Repeat the material below exactly, with no pictures.

*** RECORDS FOR THIS EXERCISE ***

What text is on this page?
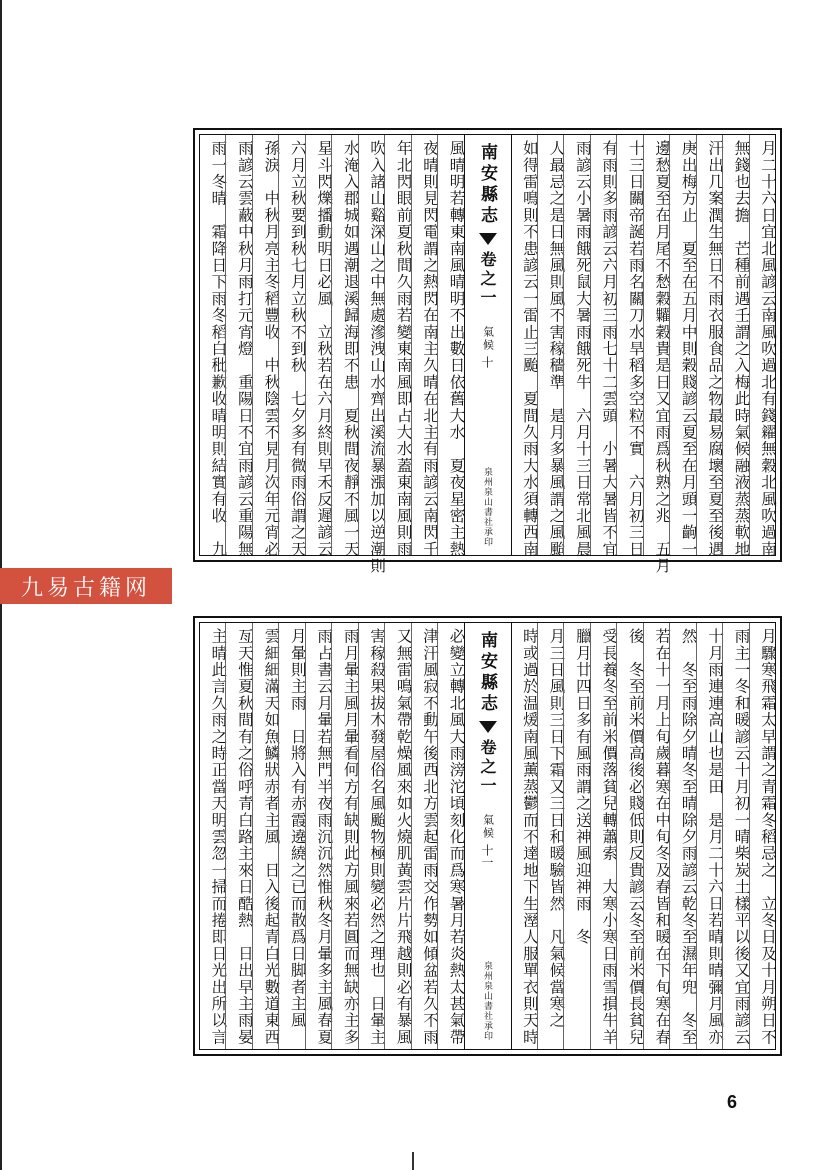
月二十六日宜北風諺云南風吹過北有錢糴無穀北風吹過南
無錢也去擔　芒種前遇壬謂之入梅此時氣候融液蒸蒸軟地
汗出几案潤生無日不雨衣服食品之物最易腐壞至夏至後遇
庚出梅方止　夏至在五月中則穀賤諺云夏至在月頭一齣一
邊愁夏至在月尾不愁穀糶穀貴是日又宜雨爲秋熟之兆　五月
十三日關帝誕若雨名關刀水旱稻多空粒不實　六月初三日
有雨則多雨諺云六月初三雨七十二雲頭　小暑大暑皆不宜
雨諺云小暑雨餓死鼠大暑雨餓死牛　六月十三日常北風晨
人最忌之是日無風則風不害稼穡準　是月多暴風謂之風颱
如得雷鳴則不患諺云一雷止三颱　夏間久雨大水須轉西南
南安縣志
卷之一
氣候
十
泉州泉山書社承印
風晴明若轉東南風晴明不出數日依舊大水　夏夜星密主熱
夜晴則見閃電謂之熱閃在南主久晴在北主有雨諺云南閃千
年北閃眼前夏秋間久雨若變東南風即占大水蓋東南風則雨
吹入諸山谿深山之中無處滲洩山水齊出溪流暴漲加以逆潮則
水淹入郡城如遇潮退溪歸海即不患　夏秋間夜靜不風一天
星斗閃爍播動明日必風　立秋若在六月終則早禾反遲諺云
六月立秋要到秋七月立秋不到秋　七夕多有微雨俗謂之天
孫淚　中秋月亮主冬稻豐收　中秋陰雲不見月次年元宵必
雨諺云雲蔽中秋月雨打元宵燈　重陽日不宜雨諺云重陽無
雨一冬晴　霜降日下雨冬稻白秕歉收晴明則結實有收　九
九易古籍网
月驟寒飛霜太早謂之青霜冬稻忌之　立冬日及十月朔日不
雨主一冬和暖諺云十月初一晴柴炭土樣平以後又宜雨諺云
十月雨連連高山也是田　是月二十六日若晴則晴彌月風亦
然　冬至雨除夕晴冬至晴除夕雨諺云乾冬至濕年兜　冬至
若在十一月上旬歲暮寒在中旬冬及春皆和暖在下旬寒在春
後　冬至前米價高後必賤低則反貴諺云冬至前米價長貧兒
受長養冬至前米價落貧兒轉蕭索　大寒小寒日雨雪損牛羊
臘月廿四日多有風雨謂之送神風迎神雨　冬
月三日風則三日下霜又三日和暖驗皆然　凡氣候當寒之
時或過於温煖南風薰蒸鬱而不達地下生溼人服單衣則天時
南安縣志
卷之一
氣候
十一
泉州泉山書社承印
必變立轉北風大雨滂沱頃刻化而爲寒暑月若炎熱太甚氣帶
津汗風寂不動午後西北方雲起雷雨交作勢如傾盆若久不雨
又無雷鳴氣帶乾燥風來如火燒肌黃雲片片飛越則必有暴風
害稼殺果拔木發屋俗名風颱物極則變必然之理也　日暈主
雨月暈主風月暈看何方有缺則此方風來若圓而無缺亦主多
雨占書云月暈若無門半夜雨沉沉然惟秋冬月暈多主風春夏
月暈則主雨　日將入有赤霞遶繞之已而散爲日脚者主風
雲細細滿天如魚鱗狀赤者主風　日入後起青白光數道東西
亙天惟夏秋間有之俗呼青白路主來日酷熱　日出早主雨晏
主晴此言久雨之時正當天明雲忽一掃而捲即日光出所以言
6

***

▸ COMPLETED TASK:
What text is on this page?
月二十六日宜北風諺云南風吹過北有錢糴無穀北風吹過南
無錢也去擔　芒種前遇壬謂之入梅此時氣候融液蒸蒸軟地
汗出几案潤生無日不雨衣服食品之物最易腐壞至夏至後遇
庚出梅方止　夏至在五月中則穀賤諺云夏至在月頭一齣一
邊愁夏至在月尾不愁穀糶穀貴是日又宜雨爲秋熟之兆　五月
十三日關帝誕若雨名關刀水旱稻多空粒不實　六月初三日
有雨則多雨諺云六月初三雨七十二雲頭　小暑大暑皆不宜
雨諺云小暑雨餓死鼠大暑雨餓死牛　六月十三日常北風晨
人最忌之是日無風則風不害稼穡準　是月多暴風謂之風颱
如得雷鳴則不患諺云一雷止三颱　夏間久雨大水須轉西南
南安縣志
卷之一
氣候
十
泉州泉山書社承印
風晴明若轉東南風晴明不出數日依舊大水　夏夜星密主熱
夜晴則見閃電謂之熱閃在南主久晴在北主有雨諺云南閃千
年北閃眼前夏秋間久雨若變東南風即占大水蓋東南風則雨
吹入諸山谿深山之中無處滲洩山水齊出溪流暴漲加以逆潮則
水淹入郡城如遇潮退溪歸海即不患　夏秋間夜靜不風一天
星斗閃爍播動明日必風　立秋若在六月終則早禾反遲諺云
六月立秋要到秋七月立秋不到秋　七夕多有微雨俗謂之天
孫淚　中秋月亮主冬稻豐收　中秋陰雲不見月次年元宵必
雨諺云雲蔽中秋月雨打元宵燈　重陽日不宜雨諺云重陽無
雨一冬晴　霜降日下雨冬稻白秕歉收晴明則結實有收　九
九易古籍网
月驟寒飛霜太早謂之青霜冬稻忌之　立冬日及十月朔日不
雨主一冬和暖諺云十月初一晴柴炭土樣平以後又宜雨諺云
十月雨連連高山也是田　是月二十六日若晴則晴彌月風亦
然　冬至雨除夕晴冬至晴除夕雨諺云乾冬至濕年兜　冬至
若在十一月上旬歲暮寒在中旬冬及春皆和暖在下旬寒在春
後　冬至前米價高後必賤低則反貴諺云冬至前米價長貧兒
受長養冬至前米價落貧兒轉蕭索　大寒小寒日雨雪損牛羊
臘月廿四日多有風雨謂之送神風迎神雨　冬
月三日風則三日下霜又三日和暖驗皆然　凡氣候當寒之
時或過於温煖南風薰蒸鬱而不達地下生溼人服單衣則天時
南安縣志
卷之一
氣候
十一
泉州泉山書社承印
必變立轉北風大雨滂沱頃刻化而爲寒暑月若炎熱太甚氣帶
津汗風寂不動午後西北方雲起雷雨交作勢如傾盆若久不雨
又無雷鳴氣帶乾燥風來如火燒肌黃雲片片飛越則必有暴風
害稼殺果拔木發屋俗名風颱物極則變必然之理也　日暈主
雨月暈主風月暈看何方有缺則此方風來若圓而無缺亦主多
雨占書云月暈若無門半夜雨沉沉然惟秋冬月暈多主風春夏
月暈則主雨　日將入有赤霞遶繞之已而散爲日脚者主風
雲細細滿天如魚鱗狀赤者主風　日入後起青白光數道東西
亙天惟夏秋間有之俗呼青白路主來日酷熱　日出早主雨晏
主晴此言久雨之時正當天明雲忽一掃而捲即日光出所以言
6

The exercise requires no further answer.